### WHAT THE EXERCISE ASKS
Retype all the entries word for word, but omit the pictures.

** Begin SOURCE RECORDS **

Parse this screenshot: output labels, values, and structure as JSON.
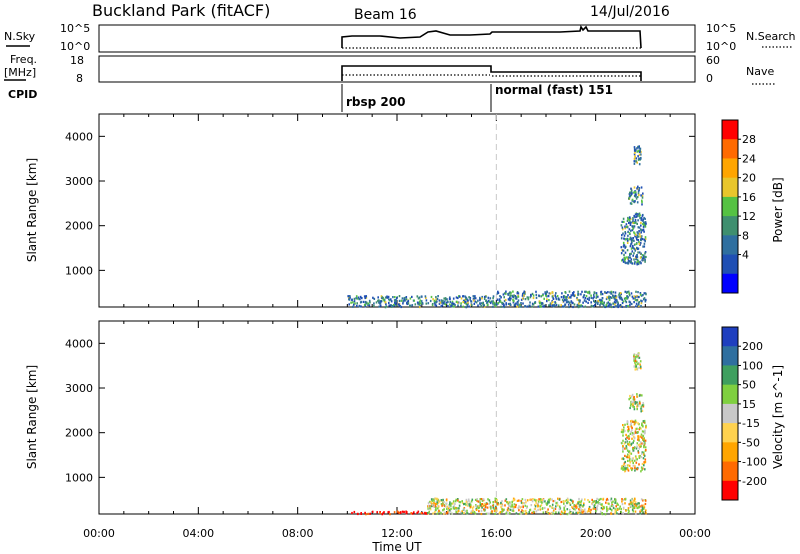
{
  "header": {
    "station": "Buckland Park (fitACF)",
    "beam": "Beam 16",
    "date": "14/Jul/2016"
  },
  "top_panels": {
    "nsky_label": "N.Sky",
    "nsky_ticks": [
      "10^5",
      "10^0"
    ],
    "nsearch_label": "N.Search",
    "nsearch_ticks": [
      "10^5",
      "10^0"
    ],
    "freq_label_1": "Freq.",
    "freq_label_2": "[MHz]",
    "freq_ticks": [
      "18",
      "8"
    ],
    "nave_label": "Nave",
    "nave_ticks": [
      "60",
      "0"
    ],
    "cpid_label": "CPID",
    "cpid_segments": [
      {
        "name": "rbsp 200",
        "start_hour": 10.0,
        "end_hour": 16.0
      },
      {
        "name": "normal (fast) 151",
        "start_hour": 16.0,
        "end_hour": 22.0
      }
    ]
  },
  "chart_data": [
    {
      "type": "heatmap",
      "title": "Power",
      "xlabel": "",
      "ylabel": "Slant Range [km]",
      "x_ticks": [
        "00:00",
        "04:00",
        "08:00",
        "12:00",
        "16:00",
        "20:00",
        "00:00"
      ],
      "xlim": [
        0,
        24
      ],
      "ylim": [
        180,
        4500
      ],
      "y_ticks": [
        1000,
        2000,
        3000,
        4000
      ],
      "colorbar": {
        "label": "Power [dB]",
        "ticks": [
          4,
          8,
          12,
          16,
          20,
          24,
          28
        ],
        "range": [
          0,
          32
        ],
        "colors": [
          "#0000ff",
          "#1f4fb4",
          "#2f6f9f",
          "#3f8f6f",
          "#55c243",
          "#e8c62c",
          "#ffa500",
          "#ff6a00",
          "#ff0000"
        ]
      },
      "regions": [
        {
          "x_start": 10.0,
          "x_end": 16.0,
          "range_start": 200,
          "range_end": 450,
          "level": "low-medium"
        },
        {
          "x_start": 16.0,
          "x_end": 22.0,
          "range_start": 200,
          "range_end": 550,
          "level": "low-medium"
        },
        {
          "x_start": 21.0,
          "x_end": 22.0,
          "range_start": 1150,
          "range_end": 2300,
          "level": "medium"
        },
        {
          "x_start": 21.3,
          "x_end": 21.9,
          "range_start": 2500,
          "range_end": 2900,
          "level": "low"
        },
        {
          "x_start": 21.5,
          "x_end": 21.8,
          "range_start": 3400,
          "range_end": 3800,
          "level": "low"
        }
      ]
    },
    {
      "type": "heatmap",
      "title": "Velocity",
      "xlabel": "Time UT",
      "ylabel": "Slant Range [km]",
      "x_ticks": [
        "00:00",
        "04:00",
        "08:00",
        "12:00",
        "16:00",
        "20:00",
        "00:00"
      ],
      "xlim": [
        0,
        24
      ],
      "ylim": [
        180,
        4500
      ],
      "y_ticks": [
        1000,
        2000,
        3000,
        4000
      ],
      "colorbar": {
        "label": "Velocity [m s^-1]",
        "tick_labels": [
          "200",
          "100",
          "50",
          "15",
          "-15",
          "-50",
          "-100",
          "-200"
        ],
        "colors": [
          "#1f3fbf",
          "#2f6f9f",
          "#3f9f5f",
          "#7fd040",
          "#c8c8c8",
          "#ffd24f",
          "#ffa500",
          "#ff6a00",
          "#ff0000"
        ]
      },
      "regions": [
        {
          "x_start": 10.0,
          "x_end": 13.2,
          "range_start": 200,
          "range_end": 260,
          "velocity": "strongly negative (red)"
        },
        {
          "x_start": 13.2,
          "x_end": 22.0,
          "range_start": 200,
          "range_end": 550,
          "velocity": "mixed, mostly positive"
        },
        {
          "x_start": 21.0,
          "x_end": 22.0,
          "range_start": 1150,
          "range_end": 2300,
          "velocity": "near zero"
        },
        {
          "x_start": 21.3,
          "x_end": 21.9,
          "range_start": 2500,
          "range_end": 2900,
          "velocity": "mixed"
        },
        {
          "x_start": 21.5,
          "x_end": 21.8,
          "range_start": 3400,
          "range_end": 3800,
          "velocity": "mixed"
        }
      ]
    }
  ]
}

** End SOURCE RECORDS **

### THE ANSWER
Parse this screenshot: output labels, values, and structure as JSON.
{
  "header": {
    "station": "Buckland Park (fitACF)",
    "beam": "Beam 16",
    "date": "14/Jul/2016"
  },
  "top_panels": {
    "nsky_label": "N.Sky",
    "nsky_ticks": [
      "10^5",
      "10^0"
    ],
    "nsearch_label": "N.Search",
    "nsearch_ticks": [
      "10^5",
      "10^0"
    ],
    "freq_label_1": "Freq.",
    "freq_label_2": "[MHz]",
    "freq_ticks": [
      "18",
      "8"
    ],
    "nave_label": "Nave",
    "nave_ticks": [
      "60",
      "0"
    ],
    "cpid_label": "CPID",
    "cpid_segments": [
      {
        "name": "rbsp 200",
        "start_hour": 10.0,
        "end_hour": 16.0
      },
      {
        "name": "normal (fast) 151",
        "start_hour": 16.0,
        "end_hour": 22.0
      }
    ]
  },
  "chart_data": [
    {
      "type": "heatmap",
      "title": "Power",
      "xlabel": "",
      "ylabel": "Slant Range [km]",
      "x_ticks": [
        "00:00",
        "04:00",
        "08:00",
        "12:00",
        "16:00",
        "20:00",
        "00:00"
      ],
      "xlim": [
        0,
        24
      ],
      "ylim": [
        180,
        4500
      ],
      "y_ticks": [
        1000,
        2000,
        3000,
        4000
      ],
      "colorbar": {
        "label": "Power [dB]",
        "ticks": [
          4,
          8,
          12,
          16,
          20,
          24,
          28
        ],
        "range": [
          0,
          32
        ],
        "colors": [
          "#0000ff",
          "#1f4fb4",
          "#2f6f9f",
          "#3f8f6f",
          "#55c243",
          "#e8c62c",
          "#ffa500",
          "#ff6a00",
          "#ff0000"
        ]
      },
      "regions": [
        {
          "x_start": 10.0,
          "x_end": 16.0,
          "range_start": 200,
          "range_end": 450,
          "level": "low-medium"
        },
        {
          "x_start": 16.0,
          "x_end": 22.0,
          "range_start": 200,
          "range_end": 550,
          "level": "low-medium"
        },
        {
          "x_start": 21.0,
          "x_end": 22.0,
          "range_start": 1150,
          "range_end": 2300,
          "level": "medium"
        },
        {
          "x_start": 21.3,
          "x_end": 21.9,
          "range_start": 2500,
          "range_end": 2900,
          "level": "low"
        },
        {
          "x_start": 21.5,
          "x_end": 21.8,
          "range_start": 3400,
          "range_end": 3800,
          "level": "low"
        }
      ]
    },
    {
      "type": "heatmap",
      "title": "Velocity",
      "xlabel": "Time UT",
      "ylabel": "Slant Range [km]",
      "x_ticks": [
        "00:00",
        "04:00",
        "08:00",
        "12:00",
        "16:00",
        "20:00",
        "00:00"
      ],
      "xlim": [
        0,
        24
      ],
      "ylim": [
        180,
        4500
      ],
      "y_ticks": [
        1000,
        2000,
        3000,
        4000
      ],
      "colorbar": {
        "label": "Velocity [m s^-1]",
        "tick_labels": [
          "200",
          "100",
          "50",
          "15",
          "-15",
          "-50",
          "-100",
          "-200"
        ],
        "colors": [
          "#1f3fbf",
          "#2f6f9f",
          "#3f9f5f",
          "#7fd040",
          "#c8c8c8",
          "#ffd24f",
          "#ffa500",
          "#ff6a00",
          "#ff0000"
        ]
      },
      "regions": [
        {
          "x_start": 10.0,
          "x_end": 13.2,
          "range_start": 200,
          "range_end": 260,
          "velocity": "strongly negative (red)"
        },
        {
          "x_start": 13.2,
          "x_end": 22.0,
          "range_start": 200,
          "range_end": 550,
          "velocity": "mixed, mostly positive"
        },
        {
          "x_start": 21.0,
          "x_end": 22.0,
          "range_start": 1150,
          "range_end": 2300,
          "velocity": "near zero"
        },
        {
          "x_start": 21.3,
          "x_end": 21.9,
          "range_start": 2500,
          "range_end": 2900,
          "velocity": "mixed"
        },
        {
          "x_start": 21.5,
          "x_end": 21.8,
          "range_start": 3400,
          "range_end": 3800,
          "velocity": "mixed"
        }
      ]
    }
  ]
}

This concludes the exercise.